Do this ->
Output the material exactly, but drop every image it holds.

Information provided ->

____________

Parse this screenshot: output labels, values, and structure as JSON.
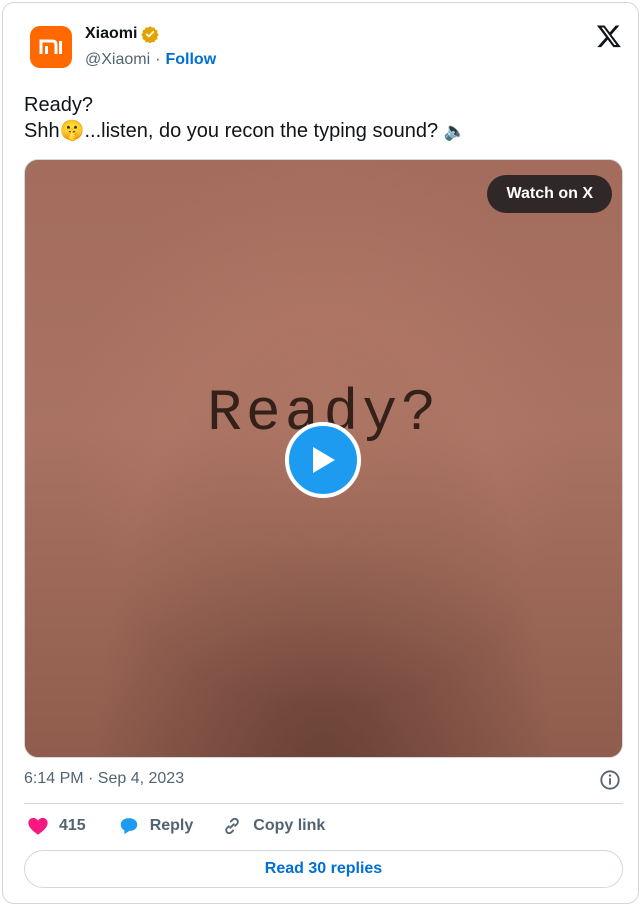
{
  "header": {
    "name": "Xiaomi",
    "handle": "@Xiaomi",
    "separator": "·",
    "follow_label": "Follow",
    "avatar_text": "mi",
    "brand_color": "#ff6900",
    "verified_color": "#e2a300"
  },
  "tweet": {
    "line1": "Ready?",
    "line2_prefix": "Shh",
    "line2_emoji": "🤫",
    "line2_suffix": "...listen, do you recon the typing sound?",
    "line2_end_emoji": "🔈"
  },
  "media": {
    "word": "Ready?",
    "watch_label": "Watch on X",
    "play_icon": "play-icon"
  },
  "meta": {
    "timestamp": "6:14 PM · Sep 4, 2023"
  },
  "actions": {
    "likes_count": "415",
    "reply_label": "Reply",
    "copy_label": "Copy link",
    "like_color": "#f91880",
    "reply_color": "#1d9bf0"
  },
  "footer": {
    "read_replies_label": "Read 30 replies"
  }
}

____________

Complete response ->
Parse this screenshot: output labels, values, and structure as JSON.
{
  "header": {
    "name": "Xiaomi",
    "handle": "@Xiaomi",
    "separator": "·",
    "follow_label": "Follow",
    "avatar_text": "mi",
    "brand_color": "#ff6900",
    "verified_color": "#e2a300"
  },
  "tweet": {
    "line1": "Ready?",
    "line2_prefix": "Shh",
    "line2_emoji": "🤫",
    "line2_suffix": "...listen, do you recon the typing sound?",
    "line2_end_emoji": "🔈"
  },
  "media": {
    "word": "Ready?",
    "watch_label": "Watch on X",
    "play_icon": "play-icon"
  },
  "meta": {
    "timestamp": "6:14 PM · Sep 4, 2023"
  },
  "actions": {
    "likes_count": "415",
    "reply_label": "Reply",
    "copy_label": "Copy link",
    "like_color": "#f91880",
    "reply_color": "#1d9bf0"
  },
  "footer": {
    "read_replies_label": "Read 30 replies"
  }
}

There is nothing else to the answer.